Material -

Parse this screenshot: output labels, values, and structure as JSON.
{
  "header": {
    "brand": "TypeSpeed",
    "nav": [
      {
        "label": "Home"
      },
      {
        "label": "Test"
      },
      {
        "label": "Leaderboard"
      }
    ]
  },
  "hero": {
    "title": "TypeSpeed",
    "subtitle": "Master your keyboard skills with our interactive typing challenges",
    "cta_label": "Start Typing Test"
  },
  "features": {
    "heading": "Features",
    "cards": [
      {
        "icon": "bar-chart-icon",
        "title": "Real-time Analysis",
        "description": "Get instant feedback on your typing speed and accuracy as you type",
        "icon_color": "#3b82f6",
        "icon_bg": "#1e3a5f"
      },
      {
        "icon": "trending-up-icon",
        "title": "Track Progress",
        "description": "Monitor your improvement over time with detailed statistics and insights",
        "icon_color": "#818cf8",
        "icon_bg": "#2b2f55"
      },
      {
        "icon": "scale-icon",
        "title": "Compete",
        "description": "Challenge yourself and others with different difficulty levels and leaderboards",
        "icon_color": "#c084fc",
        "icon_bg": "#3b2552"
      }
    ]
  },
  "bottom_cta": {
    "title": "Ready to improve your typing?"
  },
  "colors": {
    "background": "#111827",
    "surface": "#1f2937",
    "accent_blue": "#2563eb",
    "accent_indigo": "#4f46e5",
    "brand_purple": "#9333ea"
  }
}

What to do -
Exactly as written above, please repeat the entries.

Task response -
Parse this screenshot: output labels, values, and structure as JSON.
{
  "header": {
    "brand": "TypeSpeed",
    "nav": [
      {
        "label": "Home"
      },
      {
        "label": "Test"
      },
      {
        "label": "Leaderboard"
      }
    ]
  },
  "hero": {
    "title": "TypeSpeed",
    "subtitle": "Master your keyboard skills with our interactive typing challenges",
    "cta_label": "Start Typing Test"
  },
  "features": {
    "heading": "Features",
    "cards": [
      {
        "icon": "bar-chart-icon",
        "title": "Real-time Analysis",
        "description": "Get instant feedback on your typing speed and accuracy as you type",
        "icon_color": "#3b82f6",
        "icon_bg": "#1e3a5f"
      },
      {
        "icon": "trending-up-icon",
        "title": "Track Progress",
        "description": "Monitor your improvement over time with detailed statistics and insights",
        "icon_color": "#818cf8",
        "icon_bg": "#2b2f55"
      },
      {
        "icon": "scale-icon",
        "title": "Compete",
        "description": "Challenge yourself and others with different difficulty levels and leaderboards",
        "icon_color": "#c084fc",
        "icon_bg": "#3b2552"
      }
    ]
  },
  "bottom_cta": {
    "title": "Ready to improve your typing?"
  },
  "colors": {
    "background": "#111827",
    "surface": "#1f2937",
    "accent_blue": "#2563eb",
    "accent_indigo": "#4f46e5",
    "brand_purple": "#9333ea"
  }
}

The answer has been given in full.